=== What is being asked ===
Repeat the records word for word, excluding any picture.

[Excerpt from a dataset]
+---+

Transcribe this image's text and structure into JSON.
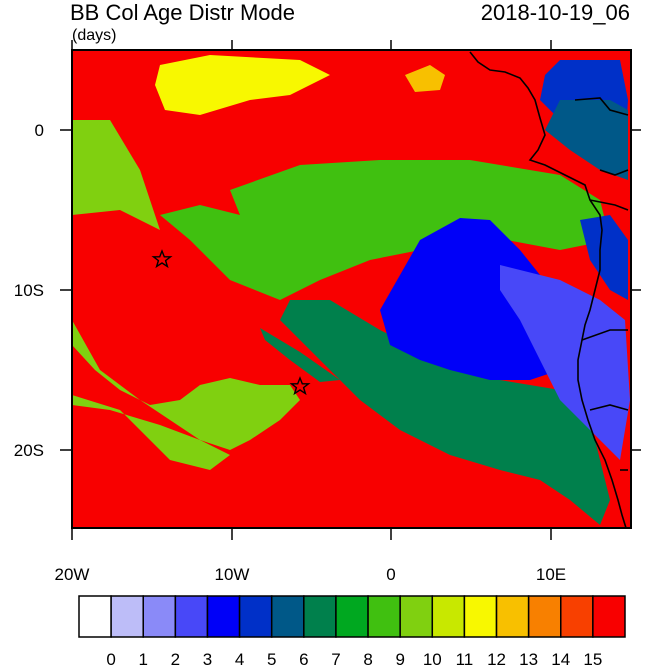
{
  "title": "BB Col Age Distr Mode",
  "datetime": "2018-10-19_06",
  "units": "(days)",
  "axes": {
    "x_ticks": [
      {
        "lon": -20,
        "label": "20W"
      },
      {
        "lon": -10,
        "label": "10W"
      },
      {
        "lon": 0,
        "label": "0"
      },
      {
        "lon": 10,
        "label": "10E"
      }
    ],
    "y_ticks": [
      {
        "lat": 0,
        "label": "0"
      },
      {
        "lat": -10,
        "label": "10S"
      },
      {
        "lat": -20,
        "label": "20S"
      }
    ],
    "lon_range": [
      -20,
      15
    ],
    "lat_range": [
      -25,
      5
    ]
  },
  "markers": [
    {
      "name": "star-marker-1",
      "lon": -14.3,
      "lat": -8.2
    },
    {
      "name": "star-marker-2",
      "lon": -5.7,
      "lat": -16.0
    }
  ],
  "colorbar": {
    "labels": [
      "0",
      "1",
      "2",
      "3",
      "4",
      "5",
      "6",
      "7",
      "8",
      "9",
      "10",
      "11",
      "12",
      "13",
      "14",
      "15"
    ],
    "colors": [
      "#ffffff",
      "#bdbdf8",
      "#8a8af8",
      "#4848f8",
      "#0000f8",
      "#0030c8",
      "#005888",
      "#00804c",
      "#00a820",
      "#40c010",
      "#80d010",
      "#c8e800",
      "#f8f800",
      "#f8c000",
      "#f88000",
      "#f84000",
      "#f80000"
    ]
  }
}
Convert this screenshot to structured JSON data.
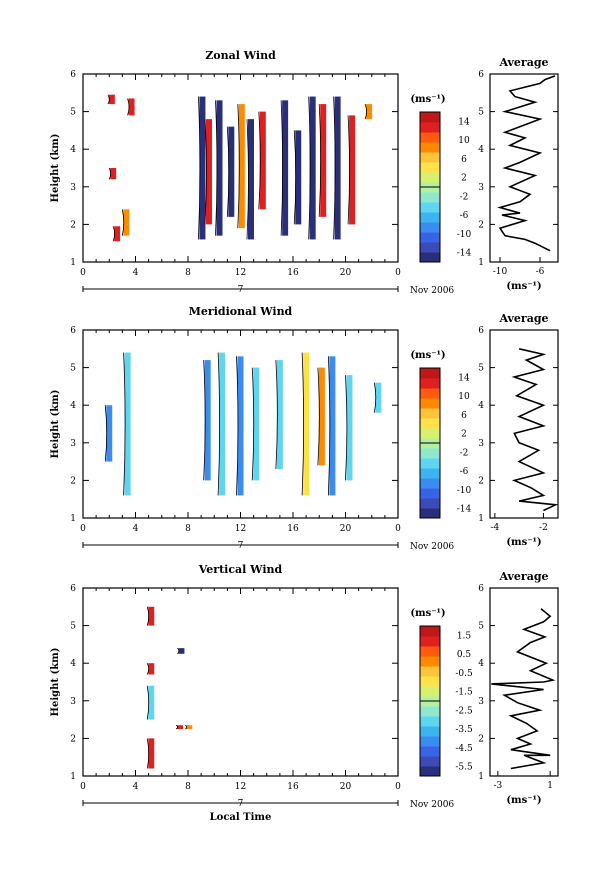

+---+

=== Full response ===
Transcribe this image's text and structure into JSON.
{
  "title": "BB Col Age Distr Mode",
  "datetime": "2018-10-19_06",
  "units": "(days)",
  "axes": {
    "x_ticks": [
      {
        "lon": -20,
        "label": "20W"
      },
      {
        "lon": -10,
        "label": "10W"
      },
      {
        "lon": 0,
        "label": "0"
      },
      {
        "lon": 10,
        "label": "10E"
      }
    ],
    "y_ticks": [
      {
        "lat": 0,
        "label": "0"
      },
      {
        "lat": -10,
        "label": "10S"
      },
      {
        "lat": -20,
        "label": "20S"
      }
    ],
    "lon_range": [
      -20,
      15
    ],
    "lat_range": [
      -25,
      5
    ]
  },
  "markers": [
    {
      "name": "star-marker-1",
      "lon": -14.3,
      "lat": -8.2
    },
    {
      "name": "star-marker-2",
      "lon": -5.7,
      "lat": -16.0
    }
  ],
  "colorbar": {
    "labels": [
      "0",
      "1",
      "2",
      "3",
      "4",
      "5",
      "6",
      "7",
      "8",
      "9",
      "10",
      "11",
      "12",
      "13",
      "14",
      "15"
    ],
    "colors": [
      "#ffffff",
      "#bdbdf8",
      "#8a8af8",
      "#4848f8",
      "#0000f8",
      "#0030c8",
      "#005888",
      "#00804c",
      "#00a820",
      "#40c010",
      "#80d010",
      "#c8e800",
      "#f8f800",
      "#f8c000",
      "#f88000",
      "#f84000",
      "#f80000"
    ]
  }
}
Convert this screenshot to structured JSON data.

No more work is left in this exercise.